■ **TASK GOAL**: Collect every line below that contains the word "title".

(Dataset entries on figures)

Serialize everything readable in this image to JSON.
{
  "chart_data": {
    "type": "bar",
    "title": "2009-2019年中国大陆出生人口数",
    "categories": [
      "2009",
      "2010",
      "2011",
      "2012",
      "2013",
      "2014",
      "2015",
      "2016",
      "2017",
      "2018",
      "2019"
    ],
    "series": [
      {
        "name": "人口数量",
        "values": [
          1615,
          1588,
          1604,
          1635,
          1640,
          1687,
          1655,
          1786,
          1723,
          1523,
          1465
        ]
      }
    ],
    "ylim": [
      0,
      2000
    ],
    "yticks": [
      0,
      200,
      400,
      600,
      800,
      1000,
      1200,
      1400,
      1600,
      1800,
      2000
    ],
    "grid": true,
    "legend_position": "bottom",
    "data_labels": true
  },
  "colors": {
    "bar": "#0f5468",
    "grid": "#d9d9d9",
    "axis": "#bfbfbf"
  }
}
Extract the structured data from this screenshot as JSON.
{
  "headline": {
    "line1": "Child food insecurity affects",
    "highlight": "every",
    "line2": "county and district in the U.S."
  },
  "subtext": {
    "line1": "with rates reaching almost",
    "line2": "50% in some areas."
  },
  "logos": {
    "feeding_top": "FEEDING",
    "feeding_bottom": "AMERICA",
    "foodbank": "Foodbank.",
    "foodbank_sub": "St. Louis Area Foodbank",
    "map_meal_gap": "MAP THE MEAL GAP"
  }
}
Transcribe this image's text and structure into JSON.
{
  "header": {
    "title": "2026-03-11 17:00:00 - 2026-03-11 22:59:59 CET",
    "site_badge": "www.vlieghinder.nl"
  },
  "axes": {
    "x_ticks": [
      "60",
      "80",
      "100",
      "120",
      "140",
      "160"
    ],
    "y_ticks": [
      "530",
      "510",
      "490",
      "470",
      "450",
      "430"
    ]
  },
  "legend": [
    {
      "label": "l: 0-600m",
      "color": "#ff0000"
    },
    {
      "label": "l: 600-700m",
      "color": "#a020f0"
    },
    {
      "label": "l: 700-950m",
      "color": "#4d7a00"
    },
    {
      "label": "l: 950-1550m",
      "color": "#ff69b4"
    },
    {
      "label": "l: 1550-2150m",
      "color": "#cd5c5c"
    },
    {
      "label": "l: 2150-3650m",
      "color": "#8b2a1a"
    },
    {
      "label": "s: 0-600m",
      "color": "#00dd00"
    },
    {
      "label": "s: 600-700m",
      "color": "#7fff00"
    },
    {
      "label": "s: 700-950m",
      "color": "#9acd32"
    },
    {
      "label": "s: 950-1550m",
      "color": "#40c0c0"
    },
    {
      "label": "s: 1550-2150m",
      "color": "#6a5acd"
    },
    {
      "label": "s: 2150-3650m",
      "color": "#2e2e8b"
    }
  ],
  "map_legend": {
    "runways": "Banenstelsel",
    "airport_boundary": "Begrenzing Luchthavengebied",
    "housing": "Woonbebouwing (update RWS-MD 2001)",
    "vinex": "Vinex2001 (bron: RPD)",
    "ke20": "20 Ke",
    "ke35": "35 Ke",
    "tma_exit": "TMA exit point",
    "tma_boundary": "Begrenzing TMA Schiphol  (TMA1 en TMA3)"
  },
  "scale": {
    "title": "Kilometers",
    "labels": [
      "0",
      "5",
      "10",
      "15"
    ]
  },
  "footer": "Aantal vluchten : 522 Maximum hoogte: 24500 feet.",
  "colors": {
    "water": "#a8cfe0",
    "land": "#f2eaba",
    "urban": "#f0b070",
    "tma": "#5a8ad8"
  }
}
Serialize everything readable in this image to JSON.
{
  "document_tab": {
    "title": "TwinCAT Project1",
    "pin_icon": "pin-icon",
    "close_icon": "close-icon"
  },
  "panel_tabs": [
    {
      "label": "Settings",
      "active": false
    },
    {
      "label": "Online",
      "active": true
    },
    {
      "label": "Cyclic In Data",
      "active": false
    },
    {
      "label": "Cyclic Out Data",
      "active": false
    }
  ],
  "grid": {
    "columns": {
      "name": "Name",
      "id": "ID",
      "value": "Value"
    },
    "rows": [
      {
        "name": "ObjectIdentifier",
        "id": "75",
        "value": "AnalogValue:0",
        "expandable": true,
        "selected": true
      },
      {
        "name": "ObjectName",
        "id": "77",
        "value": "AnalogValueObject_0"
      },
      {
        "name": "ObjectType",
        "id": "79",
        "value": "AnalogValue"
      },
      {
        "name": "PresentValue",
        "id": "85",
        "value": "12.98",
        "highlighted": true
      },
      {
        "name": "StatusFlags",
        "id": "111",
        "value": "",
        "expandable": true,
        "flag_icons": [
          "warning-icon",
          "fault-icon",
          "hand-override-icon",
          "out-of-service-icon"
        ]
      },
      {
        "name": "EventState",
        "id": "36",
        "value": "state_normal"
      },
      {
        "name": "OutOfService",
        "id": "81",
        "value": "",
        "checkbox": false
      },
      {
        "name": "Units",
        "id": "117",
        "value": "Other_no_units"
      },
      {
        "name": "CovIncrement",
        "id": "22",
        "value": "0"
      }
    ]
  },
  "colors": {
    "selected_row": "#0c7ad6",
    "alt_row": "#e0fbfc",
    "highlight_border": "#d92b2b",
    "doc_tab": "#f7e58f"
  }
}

■ **OUTPUT FOR THIS EXERCISE**:
    "title": "2009-2019年中国大陆出生人口数",
    "title": "2026-03-11 17:00:00 - 2026-03-11 22:59:59 CET",
    "title": "Kilometers",
    "title": "TwinCAT Project1",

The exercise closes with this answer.